- _Work to do_
Repeat the material exactly as it appears.

--- Start of Data for the task ---

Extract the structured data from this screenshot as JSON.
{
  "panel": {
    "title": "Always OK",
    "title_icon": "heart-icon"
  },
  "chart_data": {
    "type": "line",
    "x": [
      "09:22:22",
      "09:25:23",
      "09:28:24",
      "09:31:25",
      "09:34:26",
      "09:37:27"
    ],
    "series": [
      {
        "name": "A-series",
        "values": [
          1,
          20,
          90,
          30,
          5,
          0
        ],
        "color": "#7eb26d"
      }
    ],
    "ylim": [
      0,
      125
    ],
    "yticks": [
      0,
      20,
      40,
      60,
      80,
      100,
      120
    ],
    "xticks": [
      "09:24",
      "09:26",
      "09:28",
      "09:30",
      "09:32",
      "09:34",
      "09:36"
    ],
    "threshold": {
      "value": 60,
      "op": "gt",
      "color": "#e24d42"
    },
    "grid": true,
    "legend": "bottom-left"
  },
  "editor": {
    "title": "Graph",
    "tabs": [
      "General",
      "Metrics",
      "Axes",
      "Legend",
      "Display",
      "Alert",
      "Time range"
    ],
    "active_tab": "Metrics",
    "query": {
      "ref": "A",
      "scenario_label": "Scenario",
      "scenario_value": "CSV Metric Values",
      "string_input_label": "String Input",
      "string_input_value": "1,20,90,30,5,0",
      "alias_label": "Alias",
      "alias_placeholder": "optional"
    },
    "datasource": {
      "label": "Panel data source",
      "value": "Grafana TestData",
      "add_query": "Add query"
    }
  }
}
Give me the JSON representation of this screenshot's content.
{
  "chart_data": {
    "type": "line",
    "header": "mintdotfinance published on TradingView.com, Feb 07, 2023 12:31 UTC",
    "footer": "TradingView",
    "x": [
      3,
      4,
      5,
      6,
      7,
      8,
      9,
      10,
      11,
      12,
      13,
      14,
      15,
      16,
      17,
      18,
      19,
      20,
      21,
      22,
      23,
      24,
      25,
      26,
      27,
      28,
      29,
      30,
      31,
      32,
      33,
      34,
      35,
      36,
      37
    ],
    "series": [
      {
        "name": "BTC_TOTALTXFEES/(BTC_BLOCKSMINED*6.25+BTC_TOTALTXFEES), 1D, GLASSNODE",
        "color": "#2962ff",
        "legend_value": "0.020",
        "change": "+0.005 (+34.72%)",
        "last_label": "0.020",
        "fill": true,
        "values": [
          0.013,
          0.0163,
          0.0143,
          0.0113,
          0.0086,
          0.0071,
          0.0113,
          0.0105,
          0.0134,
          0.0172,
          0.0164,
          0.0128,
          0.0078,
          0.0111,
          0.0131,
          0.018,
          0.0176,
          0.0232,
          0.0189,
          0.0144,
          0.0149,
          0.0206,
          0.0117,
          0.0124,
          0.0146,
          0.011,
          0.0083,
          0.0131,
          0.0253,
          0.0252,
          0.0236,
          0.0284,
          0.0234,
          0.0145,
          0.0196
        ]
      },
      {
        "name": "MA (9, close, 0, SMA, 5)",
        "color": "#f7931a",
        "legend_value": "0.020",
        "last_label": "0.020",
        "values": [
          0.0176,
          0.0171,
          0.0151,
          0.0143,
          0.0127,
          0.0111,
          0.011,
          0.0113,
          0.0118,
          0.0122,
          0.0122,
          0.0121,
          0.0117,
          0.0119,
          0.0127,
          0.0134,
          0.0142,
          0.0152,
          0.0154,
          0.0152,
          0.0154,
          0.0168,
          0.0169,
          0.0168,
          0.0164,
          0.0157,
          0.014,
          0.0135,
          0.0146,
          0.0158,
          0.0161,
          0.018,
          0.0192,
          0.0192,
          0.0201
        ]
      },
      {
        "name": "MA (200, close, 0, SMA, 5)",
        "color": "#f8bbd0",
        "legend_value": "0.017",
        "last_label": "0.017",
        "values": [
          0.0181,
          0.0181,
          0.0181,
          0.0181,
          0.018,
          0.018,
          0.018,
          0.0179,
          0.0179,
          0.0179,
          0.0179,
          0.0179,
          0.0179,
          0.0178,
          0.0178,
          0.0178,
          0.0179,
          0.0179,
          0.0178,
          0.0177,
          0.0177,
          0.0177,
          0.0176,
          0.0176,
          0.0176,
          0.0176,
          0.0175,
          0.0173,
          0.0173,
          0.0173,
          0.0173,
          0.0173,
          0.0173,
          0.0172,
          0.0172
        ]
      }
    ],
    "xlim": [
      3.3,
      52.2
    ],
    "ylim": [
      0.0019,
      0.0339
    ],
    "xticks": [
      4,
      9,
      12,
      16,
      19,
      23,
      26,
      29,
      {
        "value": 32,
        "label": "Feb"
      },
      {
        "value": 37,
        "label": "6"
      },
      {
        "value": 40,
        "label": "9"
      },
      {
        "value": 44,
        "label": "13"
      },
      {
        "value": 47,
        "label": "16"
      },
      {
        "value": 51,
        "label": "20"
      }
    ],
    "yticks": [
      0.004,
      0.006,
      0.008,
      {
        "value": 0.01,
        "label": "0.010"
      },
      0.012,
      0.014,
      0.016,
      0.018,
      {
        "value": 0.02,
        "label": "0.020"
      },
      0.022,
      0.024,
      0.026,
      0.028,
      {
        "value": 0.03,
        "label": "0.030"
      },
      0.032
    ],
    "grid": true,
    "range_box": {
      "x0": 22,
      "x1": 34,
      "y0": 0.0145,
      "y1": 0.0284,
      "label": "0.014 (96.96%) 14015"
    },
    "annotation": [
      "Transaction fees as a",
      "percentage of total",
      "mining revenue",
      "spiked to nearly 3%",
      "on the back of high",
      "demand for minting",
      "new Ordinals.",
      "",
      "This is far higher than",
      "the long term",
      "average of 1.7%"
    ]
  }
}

--- End of Data for the task ---

- _Solution to this task_
Extract the structured data from this screenshot as JSON.
{
  "panel": {
    "title": "Always OK",
    "title_icon": "heart-icon"
  },
  "chart_data": {
    "type": "line",
    "x": [
      "09:22:22",
      "09:25:23",
      "09:28:24",
      "09:31:25",
      "09:34:26",
      "09:37:27"
    ],
    "series": [
      {
        "name": "A-series",
        "values": [
          1,
          20,
          90,
          30,
          5,
          0
        ],
        "color": "#7eb26d"
      }
    ],
    "ylim": [
      0,
      125
    ],
    "yticks": [
      0,
      20,
      40,
      60,
      80,
      100,
      120
    ],
    "xticks": [
      "09:24",
      "09:26",
      "09:28",
      "09:30",
      "09:32",
      "09:34",
      "09:36"
    ],
    "threshold": {
      "value": 60,
      "op": "gt",
      "color": "#e24d42"
    },
    "grid": true,
    "legend": "bottom-left"
  },
  "editor": {
    "title": "Graph",
    "tabs": [
      "General",
      "Metrics",
      "Axes",
      "Legend",
      "Display",
      "Alert",
      "Time range"
    ],
    "active_tab": "Metrics",
    "query": {
      "ref": "A",
      "scenario_label": "Scenario",
      "scenario_value": "CSV Metric Values",
      "string_input_label": "String Input",
      "string_input_value": "1,20,90,30,5,0",
      "alias_label": "Alias",
      "alias_placeholder": "optional"
    },
    "datasource": {
      "label": "Panel data source",
      "value": "Grafana TestData",
      "add_query": "Add query"
    }
  }
}
Give me the JSON representation of this screenshot's content.
{
  "chart_data": {
    "type": "line",
    "header": "mintdotfinance published on TradingView.com, Feb 07, 2023 12:31 UTC",
    "footer": "TradingView",
    "x": [
      3,
      4,
      5,
      6,
      7,
      8,
      9,
      10,
      11,
      12,
      13,
      14,
      15,
      16,
      17,
      18,
      19,
      20,
      21,
      22,
      23,
      24,
      25,
      26,
      27,
      28,
      29,
      30,
      31,
      32,
      33,
      34,
      35,
      36,
      37
    ],
    "series": [
      {
        "name": "BTC_TOTALTXFEES/(BTC_BLOCKSMINED*6.25+BTC_TOTALTXFEES), 1D, GLASSNODE",
        "color": "#2962ff",
        "legend_value": "0.020",
        "change": "+0.005 (+34.72%)",
        "last_label": "0.020",
        "fill": true,
        "values": [
          0.013,
          0.0163,
          0.0143,
          0.0113,
          0.0086,
          0.0071,
          0.0113,
          0.0105,
          0.0134,
          0.0172,
          0.0164,
          0.0128,
          0.0078,
          0.0111,
          0.0131,
          0.018,
          0.0176,
          0.0232,
          0.0189,
          0.0144,
          0.0149,
          0.0206,
          0.0117,
          0.0124,
          0.0146,
          0.011,
          0.0083,
          0.0131,
          0.0253,
          0.0252,
          0.0236,
          0.0284,
          0.0234,
          0.0145,
          0.0196
        ]
      },
      {
        "name": "MA (9, close, 0, SMA, 5)",
        "color": "#f7931a",
        "legend_value": "0.020",
        "last_label": "0.020",
        "values": [
          0.0176,
          0.0171,
          0.0151,
          0.0143,
          0.0127,
          0.0111,
          0.011,
          0.0113,
          0.0118,
          0.0122,
          0.0122,
          0.0121,
          0.0117,
          0.0119,
          0.0127,
          0.0134,
          0.0142,
          0.0152,
          0.0154,
          0.0152,
          0.0154,
          0.0168,
          0.0169,
          0.0168,
          0.0164,
          0.0157,
          0.014,
          0.0135,
          0.0146,
          0.0158,
          0.0161,
          0.018,
          0.0192,
          0.0192,
          0.0201
        ]
      },
      {
        "name": "MA (200, close, 0, SMA, 5)",
        "color": "#f8bbd0",
        "legend_value": "0.017",
        "last_label": "0.017",
        "values": [
          0.0181,
          0.0181,
          0.0181,
          0.0181,
          0.018,
          0.018,
          0.018,
          0.0179,
          0.0179,
          0.0179,
          0.0179,
          0.0179,
          0.0179,
          0.0178,
          0.0178,
          0.0178,
          0.0179,
          0.0179,
          0.0178,
          0.0177,
          0.0177,
          0.0177,
          0.0176,
          0.0176,
          0.0176,
          0.0176,
          0.0175,
          0.0173,
          0.0173,
          0.0173,
          0.0173,
          0.0173,
          0.0173,
          0.0172,
          0.0172
        ]
      }
    ],
    "xlim": [
      3.3,
      52.2
    ],
    "ylim": [
      0.0019,
      0.0339
    ],
    "xticks": [
      4,
      9,
      12,
      16,
      19,
      23,
      26,
      29,
      {
        "value": 32,
        "label": "Feb"
      },
      {
        "value": 37,
        "label": "6"
      },
      {
        "value": 40,
        "label": "9"
      },
      {
        "value": 44,
        "label": "13"
      },
      {
        "value": 47,
        "label": "16"
      },
      {
        "value": 51,
        "label": "20"
      }
    ],
    "yticks": [
      0.004,
      0.006,
      0.008,
      {
        "value": 0.01,
        "label": "0.010"
      },
      0.012,
      0.014,
      0.016,
      0.018,
      {
        "value": 0.02,
        "label": "0.020"
      },
      0.022,
      0.024,
      0.026,
      0.028,
      {
        "value": 0.03,
        "label": "0.030"
      },
      0.032
    ],
    "grid": true,
    "range_box": {
      "x0": 22,
      "x1": 34,
      "y0": 0.0145,
      "y1": 0.0284,
      "label": "0.014 (96.96%) 14015"
    },
    "annotation": [
      "Transaction fees as a",
      "percentage of total",
      "mining revenue",
      "spiked to nearly 3%",
      "on the back of high",
      "demand for minting",
      "new Ordinals.",
      "",
      "This is far higher than",
      "the long term",
      "average of 1.7%"
    ]
  }
}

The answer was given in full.